_GOAL_:
Render the material again word for word, skipping the pictures in it.

Figure record extracts:
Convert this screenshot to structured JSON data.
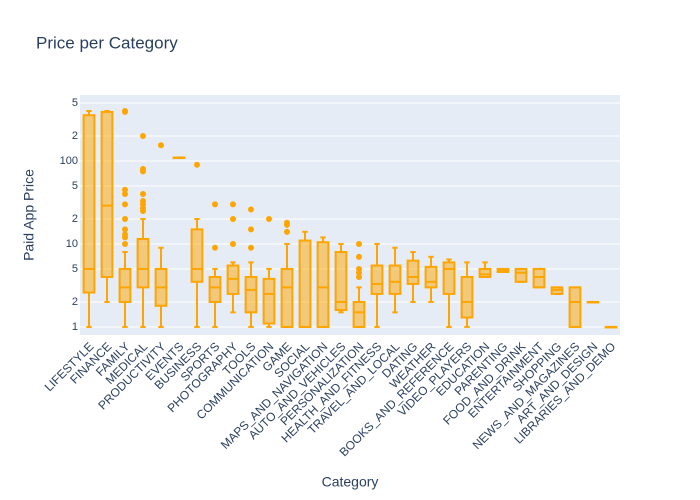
{
  "chart_data": {
    "type": "box",
    "title": "Price per Category",
    "x_label": "Category",
    "y_label": "Paid App Price",
    "log_y": true,
    "grid": true,
    "color": "#ffa500",
    "fill": "rgba(255,165,0,0.5)",
    "categories": [
      "LIFESTYLE",
      "FINANCE",
      "FAMILY",
      "MEDICAL",
      "PRODUCTIVITY",
      "EVENTS",
      "BUSINESS",
      "SPORTS",
      "PHOTOGRAPHY",
      "TOOLS",
      "COMMUNICATION",
      "GAME",
      "SOCIAL",
      "MAPS_AND_NAVIGATION",
      "AUTO_AND_VEHICLES",
      "PERSONALIZATION",
      "HEALTH_AND_FITNESS",
      "TRAVEL_AND_LOCAL",
      "DATING",
      "WEATHER",
      "BOOKS_AND_REFERENCE",
      "VIDEO_PLAYERS",
      "EDUCATION",
      "PARENTING",
      "FOOD_AND_DRINK",
      "ENTERTAINMENT",
      "SHOPPING",
      "NEWS_AND_MAGAZINES",
      "ART_AND_DESIGN",
      "LIBRARIES_AND_DEMO"
    ],
    "min": [
      1,
      2,
      1,
      1,
      1,
      110,
      1,
      1,
      1.5,
      1,
      1,
      1,
      1,
      1,
      1.5,
      1,
      1,
      1.5,
      2,
      2,
      1,
      1,
      4,
      4.6,
      3.5,
      3,
      2.5,
      1,
      2,
      1
    ],
    "q1": [
      2.6,
      4,
      2,
      3,
      1.8,
      110,
      3.5,
      2,
      2.5,
      1.5,
      1.1,
      1,
      1,
      1,
      1.6,
      1,
      2.5,
      2.5,
      3.3,
      3,
      2.5,
      1.3,
      4,
      4.6,
      3.5,
      3,
      2.5,
      1,
      2,
      1
    ],
    "median": [
      5,
      29,
      3,
      5,
      3,
      110,
      5,
      3,
      3.8,
      2.8,
      2.5,
      3,
      1,
      3,
      2,
      1.5,
      3.3,
      3.5,
      4,
      3.5,
      5,
      2,
      4.3,
      4.8,
      4.5,
      4,
      2.8,
      2,
      2,
      1
    ],
    "q3": [
      356,
      390,
      5,
      11.5,
      5,
      110,
      15,
      4,
      5.5,
      4,
      3.8,
      5,
      11,
      10.5,
      8,
      2,
      5.5,
      5.5,
      6.3,
      5.3,
      6,
      4,
      5,
      5,
      5,
      5,
      3,
      3,
      2,
      1
    ],
    "max": [
      400,
      400,
      8,
      20,
      9,
      110,
      20,
      5,
      6,
      6,
      5,
      10,
      14,
      12,
      10,
      3,
      10,
      9,
      8,
      7,
      6.5,
      6,
      6,
      5,
      5,
      5,
      3,
      3,
      2,
      1
    ],
    "outliers": [
      [],
      [],
      [
        400,
        390,
        45,
        40,
        30,
        20,
        15,
        13,
        12,
        10
      ],
      [
        200,
        80,
        75,
        40,
        33,
        30,
        27,
        25
      ],
      [
        155
      ],
      [],
      [
        90
      ],
      [
        9,
        30
      ],
      [
        10,
        20,
        30
      ],
      [
        9,
        15,
        26
      ],
      [
        20
      ],
      [
        14,
        17,
        18
      ],
      [],
      [],
      [],
      [
        4,
        4.5,
        5,
        7,
        10
      ],
      [],
      [],
      [],
      [],
      [],
      [],
      [],
      [],
      [],
      [],
      [],
      [],
      [],
      []
    ],
    "ylim": [
      0.8,
      624
    ],
    "yticks": [
      1,
      2,
      5,
      10,
      {
        "value": 20,
        "label": "2"
      },
      {
        "value": 50,
        "label": "5"
      },
      100,
      {
        "value": 200,
        "label": "2"
      },
      {
        "value": 500,
        "label": "5"
      }
    ]
  }
}
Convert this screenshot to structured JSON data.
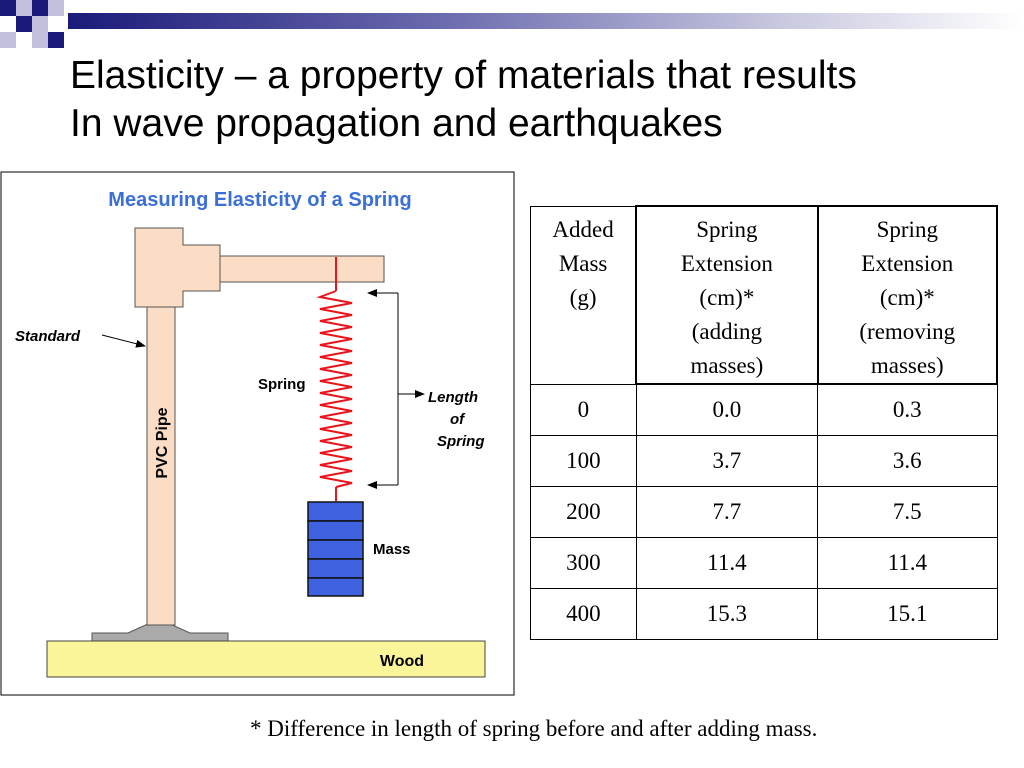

_FINISHED TASK_:
Convert this screenshot to structured JSON data.
{
  "chart_data": {
    "type": "box",
    "title": "Price per Category",
    "x_label": "Category",
    "y_label": "Paid App Price",
    "log_y": true,
    "grid": true,
    "color": "#ffa500",
    "fill": "rgba(255,165,0,0.5)",
    "categories": [
      "LIFESTYLE",
      "FINANCE",
      "FAMILY",
      "MEDICAL",
      "PRODUCTIVITY",
      "EVENTS",
      "BUSINESS",
      "SPORTS",
      "PHOTOGRAPHY",
      "TOOLS",
      "COMMUNICATION",
      "GAME",
      "SOCIAL",
      "MAPS_AND_NAVIGATION",
      "AUTO_AND_VEHICLES",
      "PERSONALIZATION",
      "HEALTH_AND_FITNESS",
      "TRAVEL_AND_LOCAL",
      "DATING",
      "WEATHER",
      "BOOKS_AND_REFERENCE",
      "VIDEO_PLAYERS",
      "EDUCATION",
      "PARENTING",
      "FOOD_AND_DRINK",
      "ENTERTAINMENT",
      "SHOPPING",
      "NEWS_AND_MAGAZINES",
      "ART_AND_DESIGN",
      "LIBRARIES_AND_DEMO"
    ],
    "min": [
      1,
      2,
      1,
      1,
      1,
      110,
      1,
      1,
      1.5,
      1,
      1,
      1,
      1,
      1,
      1.5,
      1,
      1,
      1.5,
      2,
      2,
      1,
      1,
      4,
      4.6,
      3.5,
      3,
      2.5,
      1,
      2,
      1
    ],
    "q1": [
      2.6,
      4,
      2,
      3,
      1.8,
      110,
      3.5,
      2,
      2.5,
      1.5,
      1.1,
      1,
      1,
      1,
      1.6,
      1,
      2.5,
      2.5,
      3.3,
      3,
      2.5,
      1.3,
      4,
      4.6,
      3.5,
      3,
      2.5,
      1,
      2,
      1
    ],
    "median": [
      5,
      29,
      3,
      5,
      3,
      110,
      5,
      3,
      3.8,
      2.8,
      2.5,
      3,
      1,
      3,
      2,
      1.5,
      3.3,
      3.5,
      4,
      3.5,
      5,
      2,
      4.3,
      4.8,
      4.5,
      4,
      2.8,
      2,
      2,
      1
    ],
    "q3": [
      356,
      390,
      5,
      11.5,
      5,
      110,
      15,
      4,
      5.5,
      4,
      3.8,
      5,
      11,
      10.5,
      8,
      2,
      5.5,
      5.5,
      6.3,
      5.3,
      6,
      4,
      5,
      5,
      5,
      5,
      3,
      3,
      2,
      1
    ],
    "max": [
      400,
      400,
      8,
      20,
      9,
      110,
      20,
      5,
      6,
      6,
      5,
      10,
      14,
      12,
      10,
      3,
      10,
      9,
      8,
      7,
      6.5,
      6,
      6,
      5,
      5,
      5,
      3,
      3,
      2,
      1
    ],
    "outliers": [
      [],
      [],
      [
        400,
        390,
        45,
        40,
        30,
        20,
        15,
        13,
        12,
        10
      ],
      [
        200,
        80,
        75,
        40,
        33,
        30,
        27,
        25
      ],
      [
        155
      ],
      [],
      [
        90
      ],
      [
        9,
        30
      ],
      [
        10,
        20,
        30
      ],
      [
        9,
        15,
        26
      ],
      [
        20
      ],
      [
        14,
        17,
        18
      ],
      [],
      [],
      [],
      [
        4,
        4.5,
        5,
        7,
        10
      ],
      [],
      [],
      [],
      [],
      [],
      [],
      [],
      [],
      [],
      [],
      [],
      [],
      [],
      []
    ],
    "ylim": [
      0.8,
      624
    ],
    "yticks": [
      1,
      2,
      5,
      10,
      {
        "value": 20,
        "label": "2"
      },
      {
        "value": 50,
        "label": "5"
      },
      100,
      {
        "value": 200,
        "label": "2"
      },
      {
        "value": 500,
        "label": "5"
      }
    ]
  }
}
Convert this screenshot to structured JSON data.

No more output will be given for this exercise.